### Try it
Reproduce, word for word, the portion of the Marmo style() guide that opens with the words containing "The $color prop" and closes with "the component renders.".

### Provided passage
Style composition with .style()
Use the style() interpolation helper to add inline CSS to a Marmo component. The helper accepts a typed style object, collects it during class-name evaluation, and applies the result to the rendered element's style attribute.
Basic usage
The style helper is available on the props object passed to every template interpolation. React uses JavaScript CSS property names such as backgroundColor; Solid's types use CSS names such as background-color.
import ma from '@marmo/react'
const Swatch = ma.div`
size-10 rounded
${({ style, $color }) =>
style({
backgroundColor: $color
})}
`
;<Swatch $color="oklch(70% 0.16 250)" />style() returns an empty string, so it adds no class name to the template. Its purpose is the side effect of collecting the style object for Marmo.
The $color prop is available while styles are computed but is not forwarded to the DOM because its name starts with $.
Calculate styles from props
Build the style object inside the interpolation when its values depend on props. Marmo recalculates it from the current props whenever the component renders.
import ma from '@marmo/react'
const ProgressFill = ma.div`
h-2 rounded bg-primary
${({ style, $value, $max }) => {
const percentage = $max > 0 ? Math.min(100, Math.max(0, ($value / $max) * 100)) : 0
return style({
width: `${percentage}%`
})
}}
`
;<ProgressFill $value={35} $max={100} />TypeScript checks standard CSS property names and accepted values. Template literals remain useful for values that need units:
${({ style, $x, $y }) => style({ transform: `translate(${$x}px, ${$y}px)` })}Use styles inside variants
The same helper is available to functional base and variant entries. This lets variants continue to select a finite state while inline styles carry runtime values.
import ma from '@marmo/react'
const Avatar = ma.img.variants({
base: ({ style, $ringColor }) => `
rounded-full object-cover
${style({ boxShadow: `0 0 0 3px ${$ringColor}` })}
`,
variants: {
$size: {
sm: ({ style }) => style({ width: 32, height: 32 }),
lg: ({ style }) => style({ width: 64, height: 64 })
}
},
defaultVariants: {
$size: 'sm'
}
})
;<Avatar src="https://picsum.photos/128" alt="Ada" $size="lg" $ringColor="currentColor" />Numeric values follow the framework's normal inline-style behavior. Properties such as width and height interpret numbers as pixels, while unitless CSS properties such as opacity remain unitless.
Compose styles by extending a component
Styles collected by a base Marmo component are preserved when it is extended. The extension can add new properties or override an existing property.
import ma from '@marmo/react'
const FloatingPanel = ma.div`
fixed rounded bg-base-100 p-4 shadow-lg
${({ style, $x, $y }) =>
style({
left: $x,
top: $y
})}
`
const FadingPanel = ma.extend(FloatingPanel)`
${({ style, $visible }) =>
style({
opacity: $visible ? 1 : 0,
pointerEvents: $visible ? 'auto' : 'none'
})}
`
;<FadingPanel $x={24} $y={48} $visible />The rendered element receives left, top, opacity, and pointer-events in one style attribute.
Style precedence
When the same property is defined more than once, Marmo resolves it in this order:
- Styles from the base component
- Styles from later template interpolations, variants, or extensions
- A
styleprop passed directly to the rendered component
Later entries override earlier entries at the individual property level. Unrelated properties are preserved.

### The data
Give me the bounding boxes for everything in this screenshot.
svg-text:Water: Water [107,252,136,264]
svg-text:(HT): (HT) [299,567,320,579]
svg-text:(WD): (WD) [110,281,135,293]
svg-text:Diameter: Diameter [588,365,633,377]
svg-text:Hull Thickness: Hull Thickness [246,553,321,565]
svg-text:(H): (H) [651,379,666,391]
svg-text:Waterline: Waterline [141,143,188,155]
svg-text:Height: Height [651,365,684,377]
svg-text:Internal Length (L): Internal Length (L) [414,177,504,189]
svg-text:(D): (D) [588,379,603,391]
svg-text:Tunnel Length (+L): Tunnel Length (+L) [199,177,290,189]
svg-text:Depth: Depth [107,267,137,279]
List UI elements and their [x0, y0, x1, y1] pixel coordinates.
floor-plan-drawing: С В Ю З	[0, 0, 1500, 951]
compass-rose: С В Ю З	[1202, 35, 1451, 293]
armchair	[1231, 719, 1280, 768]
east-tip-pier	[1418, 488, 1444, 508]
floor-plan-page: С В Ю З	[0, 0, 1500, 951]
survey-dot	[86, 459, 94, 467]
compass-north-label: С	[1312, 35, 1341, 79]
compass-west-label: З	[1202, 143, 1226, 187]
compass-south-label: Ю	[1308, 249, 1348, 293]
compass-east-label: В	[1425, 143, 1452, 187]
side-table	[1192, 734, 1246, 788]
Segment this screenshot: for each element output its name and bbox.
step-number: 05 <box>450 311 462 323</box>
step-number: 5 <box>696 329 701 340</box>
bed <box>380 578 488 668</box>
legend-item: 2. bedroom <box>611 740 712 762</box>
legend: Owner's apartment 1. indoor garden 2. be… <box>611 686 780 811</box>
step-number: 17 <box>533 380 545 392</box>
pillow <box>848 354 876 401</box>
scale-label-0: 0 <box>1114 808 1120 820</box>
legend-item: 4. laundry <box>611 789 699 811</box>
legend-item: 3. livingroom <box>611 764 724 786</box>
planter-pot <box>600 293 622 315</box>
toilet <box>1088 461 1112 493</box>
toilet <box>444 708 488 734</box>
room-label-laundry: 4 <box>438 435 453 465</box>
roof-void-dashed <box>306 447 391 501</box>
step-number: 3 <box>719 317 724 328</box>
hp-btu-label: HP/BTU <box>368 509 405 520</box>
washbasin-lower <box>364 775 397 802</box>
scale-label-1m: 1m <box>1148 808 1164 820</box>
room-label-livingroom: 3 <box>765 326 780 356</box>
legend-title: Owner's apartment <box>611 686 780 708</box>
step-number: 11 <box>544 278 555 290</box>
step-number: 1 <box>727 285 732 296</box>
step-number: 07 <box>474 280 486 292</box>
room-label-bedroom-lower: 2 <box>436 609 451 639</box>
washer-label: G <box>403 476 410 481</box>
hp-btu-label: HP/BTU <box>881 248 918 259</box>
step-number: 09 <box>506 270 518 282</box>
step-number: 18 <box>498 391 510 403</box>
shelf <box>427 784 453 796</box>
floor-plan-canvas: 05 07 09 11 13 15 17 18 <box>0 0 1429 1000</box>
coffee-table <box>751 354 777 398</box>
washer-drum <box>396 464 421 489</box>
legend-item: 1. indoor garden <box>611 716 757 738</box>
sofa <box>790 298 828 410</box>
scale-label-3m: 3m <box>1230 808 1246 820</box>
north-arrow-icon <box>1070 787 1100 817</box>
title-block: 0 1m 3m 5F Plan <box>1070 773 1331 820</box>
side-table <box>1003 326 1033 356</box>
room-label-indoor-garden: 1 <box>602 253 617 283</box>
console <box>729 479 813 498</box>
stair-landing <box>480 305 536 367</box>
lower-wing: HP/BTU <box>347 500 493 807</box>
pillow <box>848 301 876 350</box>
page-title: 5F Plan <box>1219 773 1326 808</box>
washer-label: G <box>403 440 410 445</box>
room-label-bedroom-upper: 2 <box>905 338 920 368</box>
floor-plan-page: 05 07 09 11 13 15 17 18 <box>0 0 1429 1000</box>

### Task result
The $color prop is available while styles are computed but is not forwarded to the DOM because its name starts with $.
Calculate styles from props
Build the style object inside the interpolation when its values depend on props. Marmo recalculates it from the current props whenever the component renders.